Problem details = Write out the listing below exactly, and omit any images you find in it.

Source records =
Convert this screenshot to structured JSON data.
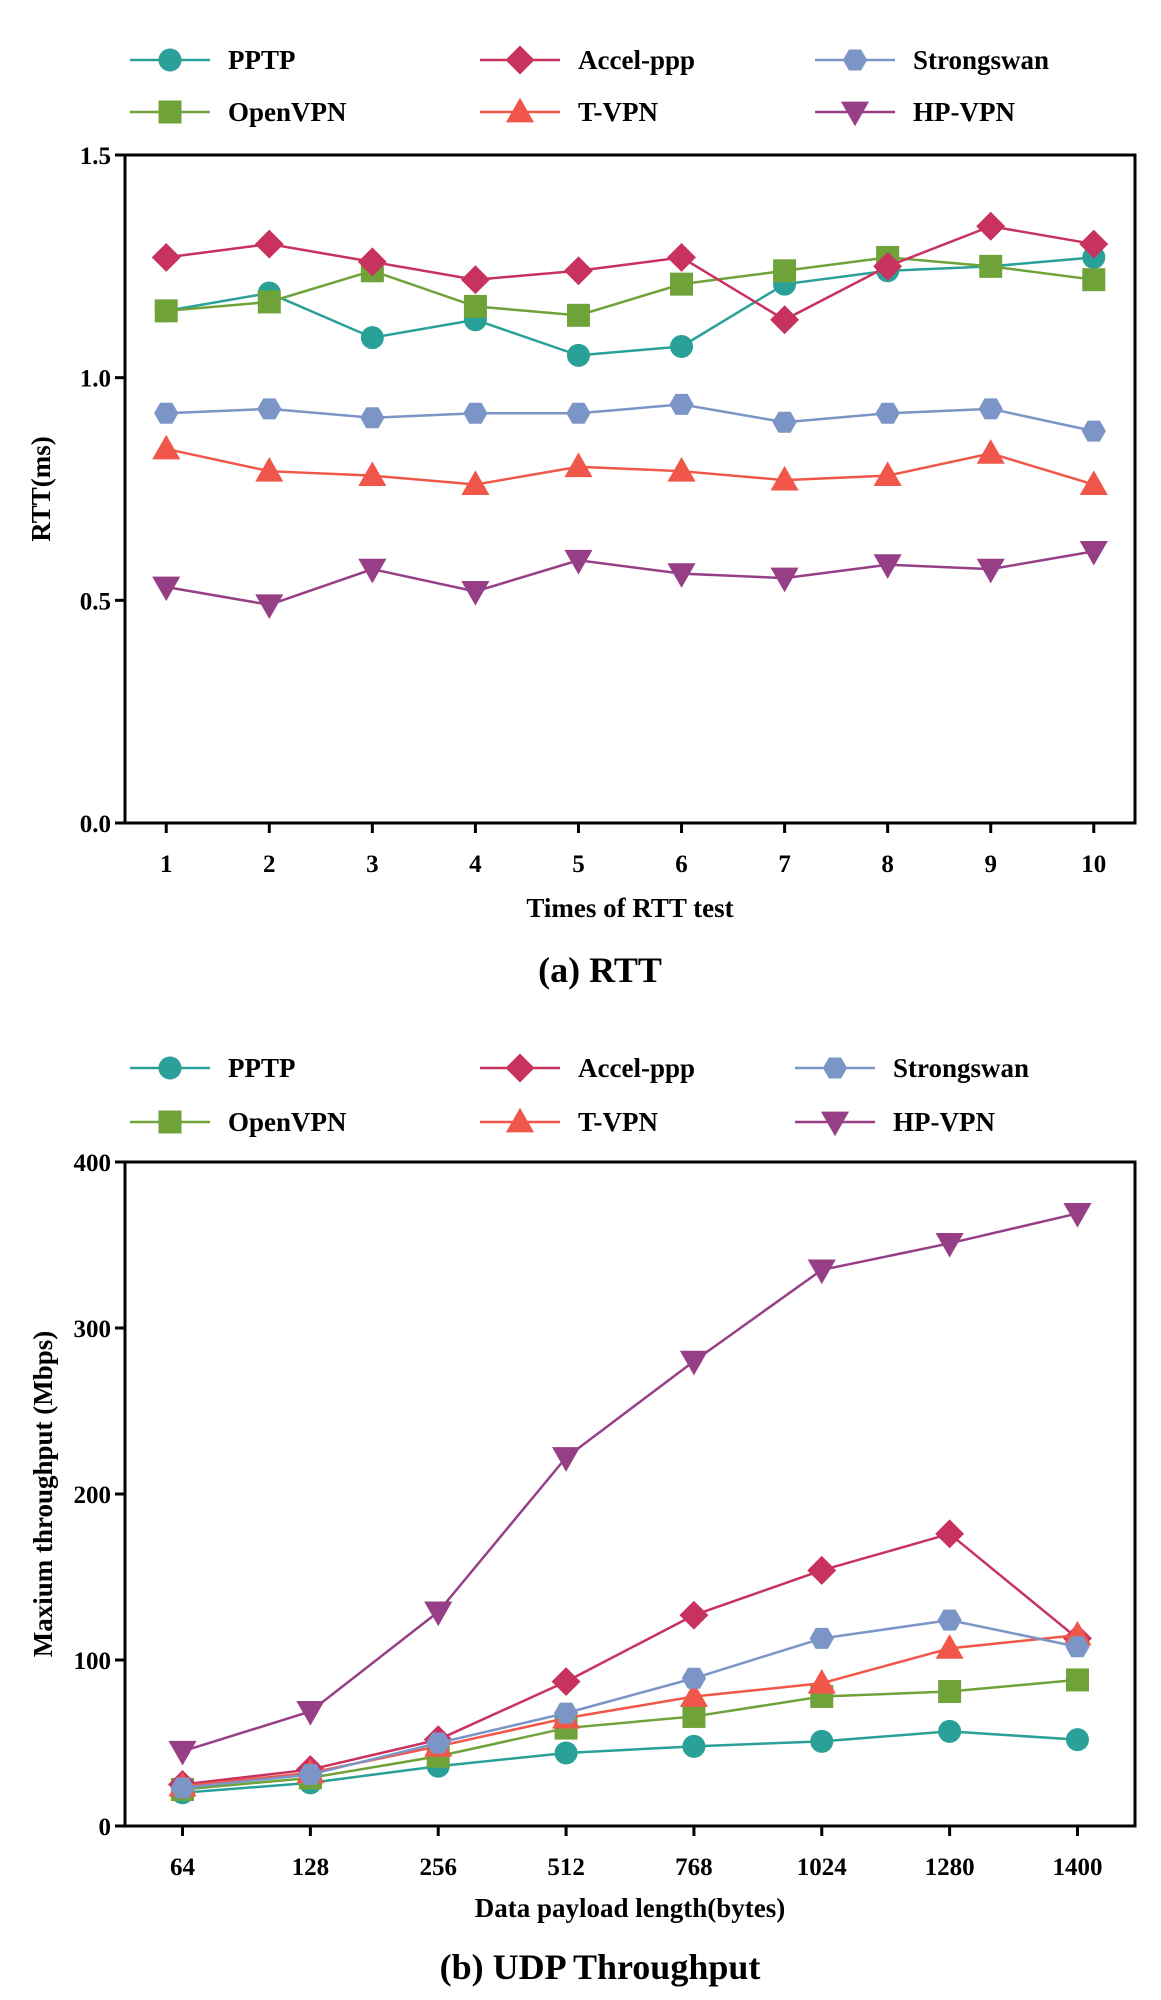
{
  "chart_data": [
    {
      "type": "line",
      "caption": "(a) RTT",
      "xlabel": "Times of RTT test",
      "ylabel": "RTT(ms)",
      "categories": [
        "1",
        "2",
        "3",
        "4",
        "5",
        "6",
        "7",
        "8",
        "9",
        "10"
      ],
      "ylim": [
        0,
        1.5
      ],
      "yticks": [
        "0.0",
        "0.5",
        "1.0",
        "1.5"
      ],
      "ytick_values": [
        0,
        0.5,
        1.0,
        1.5
      ],
      "series": [
        {
          "name": "PPTP",
          "color": "#2aa198",
          "marker": "circle",
          "values": [
            1.15,
            1.19,
            1.09,
            1.13,
            1.05,
            1.07,
            1.21,
            1.24,
            1.25,
            1.27
          ]
        },
        {
          "name": "OpenVPN",
          "color": "#70a23a",
          "marker": "square",
          "values": [
            1.15,
            1.17,
            1.24,
            1.16,
            1.14,
            1.21,
            1.24,
            1.27,
            1.25,
            1.22
          ]
        },
        {
          "name": "Accel-ppp",
          "color": "#c8325e",
          "marker": "diamond",
          "values": [
            1.27,
            1.3,
            1.26,
            1.22,
            1.24,
            1.27,
            1.13,
            1.25,
            1.34,
            1.3
          ]
        },
        {
          "name": "T-VPN",
          "color": "#f0574a",
          "marker": "triangle-up",
          "values": [
            0.84,
            0.79,
            0.78,
            0.76,
            0.8,
            0.79,
            0.77,
            0.78,
            0.83,
            0.76
          ]
        },
        {
          "name": "Strongswan",
          "color": "#7b95c6",
          "marker": "hexagon",
          "values": [
            0.92,
            0.93,
            0.91,
            0.92,
            0.92,
            0.94,
            0.9,
            0.92,
            0.93,
            0.88
          ]
        },
        {
          "name": "HP-VPN",
          "color": "#963f86",
          "marker": "triangle-down",
          "values": [
            0.53,
            0.49,
            0.57,
            0.52,
            0.59,
            0.56,
            0.55,
            0.58,
            0.57,
            0.61
          ]
        }
      ]
    },
    {
      "type": "line",
      "caption": "(b) UDP Throughput",
      "xlabel": "Data payload length(bytes)",
      "ylabel": "Maxium throughput (Mbps)",
      "categories": [
        "64",
        "128",
        "256",
        "512",
        "768",
        "1024",
        "1280",
        "1400"
      ],
      "ylim": [
        0,
        400
      ],
      "yticks": [
        "0",
        "100",
        "200",
        "300",
        "400"
      ],
      "ytick_values": [
        0,
        100,
        200,
        300,
        400
      ],
      "series": [
        {
          "name": "PPTP",
          "color": "#2aa198",
          "marker": "circle",
          "values": [
            20,
            26,
            36,
            44,
            48,
            51,
            57,
            52
          ]
        },
        {
          "name": "OpenVPN",
          "color": "#70a23a",
          "marker": "square",
          "values": [
            22,
            29,
            42,
            59,
            66,
            78,
            81,
            88
          ]
        },
        {
          "name": "Accel-ppp",
          "color": "#c8325e",
          "marker": "diamond",
          "values": [
            25,
            34,
            52,
            87,
            127,
            154,
            176,
            113
          ]
        },
        {
          "name": "T-VPN",
          "color": "#f0574a",
          "marker": "triangle-up",
          "values": [
            24,
            32,
            48,
            65,
            78,
            86,
            107,
            115
          ]
        },
        {
          "name": "Strongswan",
          "color": "#7b95c6",
          "marker": "hexagon",
          "values": [
            23,
            31,
            50,
            68,
            89,
            113,
            124,
            108
          ]
        },
        {
          "name": "HP-VPN",
          "color": "#963f86",
          "marker": "triangle-down",
          "values": [
            45,
            69,
            129,
            222,
            280,
            335,
            351,
            369
          ]
        }
      ]
    }
  ]
}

Correct result =
Convert this screenshot to structured JSON data.
{
  "chart_data": [
    {
      "type": "line",
      "caption": "(a) RTT",
      "xlabel": "Times of RTT test",
      "ylabel": "RTT(ms)",
      "categories": [
        "1",
        "2",
        "3",
        "4",
        "5",
        "6",
        "7",
        "8",
        "9",
        "10"
      ],
      "ylim": [
        0,
        1.5
      ],
      "yticks": [
        "0.0",
        "0.5",
        "1.0",
        "1.5"
      ],
      "ytick_values": [
        0,
        0.5,
        1.0,
        1.5
      ],
      "series": [
        {
          "name": "PPTP",
          "color": "#2aa198",
          "marker": "circle",
          "values": [
            1.15,
            1.19,
            1.09,
            1.13,
            1.05,
            1.07,
            1.21,
            1.24,
            1.25,
            1.27
          ]
        },
        {
          "name": "OpenVPN",
          "color": "#70a23a",
          "marker": "square",
          "values": [
            1.15,
            1.17,
            1.24,
            1.16,
            1.14,
            1.21,
            1.24,
            1.27,
            1.25,
            1.22
          ]
        },
        {
          "name": "Accel-ppp",
          "color": "#c8325e",
          "marker": "diamond",
          "values": [
            1.27,
            1.3,
            1.26,
            1.22,
            1.24,
            1.27,
            1.13,
            1.25,
            1.34,
            1.3
          ]
        },
        {
          "name": "T-VPN",
          "color": "#f0574a",
          "marker": "triangle-up",
          "values": [
            0.84,
            0.79,
            0.78,
            0.76,
            0.8,
            0.79,
            0.77,
            0.78,
            0.83,
            0.76
          ]
        },
        {
          "name": "Strongswan",
          "color": "#7b95c6",
          "marker": "hexagon",
          "values": [
            0.92,
            0.93,
            0.91,
            0.92,
            0.92,
            0.94,
            0.9,
            0.92,
            0.93,
            0.88
          ]
        },
        {
          "name": "HP-VPN",
          "color": "#963f86",
          "marker": "triangle-down",
          "values": [
            0.53,
            0.49,
            0.57,
            0.52,
            0.59,
            0.56,
            0.55,
            0.58,
            0.57,
            0.61
          ]
        }
      ]
    },
    {
      "type": "line",
      "caption": "(b) UDP Throughput",
      "xlabel": "Data payload length(bytes)",
      "ylabel": "Maxium throughput (Mbps)",
      "categories": [
        "64",
        "128",
        "256",
        "512",
        "768",
        "1024",
        "1280",
        "1400"
      ],
      "ylim": [
        0,
        400
      ],
      "yticks": [
        "0",
        "100",
        "200",
        "300",
        "400"
      ],
      "ytick_values": [
        0,
        100,
        200,
        300,
        400
      ],
      "series": [
        {
          "name": "PPTP",
          "color": "#2aa198",
          "marker": "circle",
          "values": [
            20,
            26,
            36,
            44,
            48,
            51,
            57,
            52
          ]
        },
        {
          "name": "OpenVPN",
          "color": "#70a23a",
          "marker": "square",
          "values": [
            22,
            29,
            42,
            59,
            66,
            78,
            81,
            88
          ]
        },
        {
          "name": "Accel-ppp",
          "color": "#c8325e",
          "marker": "diamond",
          "values": [
            25,
            34,
            52,
            87,
            127,
            154,
            176,
            113
          ]
        },
        {
          "name": "T-VPN",
          "color": "#f0574a",
          "marker": "triangle-up",
          "values": [
            24,
            32,
            48,
            65,
            78,
            86,
            107,
            115
          ]
        },
        {
          "name": "Strongswan",
          "color": "#7b95c6",
          "marker": "hexagon",
          "values": [
            23,
            31,
            50,
            68,
            89,
            113,
            124,
            108
          ]
        },
        {
          "name": "HP-VPN",
          "color": "#963f86",
          "marker": "triangle-down",
          "values": [
            45,
            69,
            129,
            222,
            280,
            335,
            351,
            369
          ]
        }
      ]
    }
  ]
}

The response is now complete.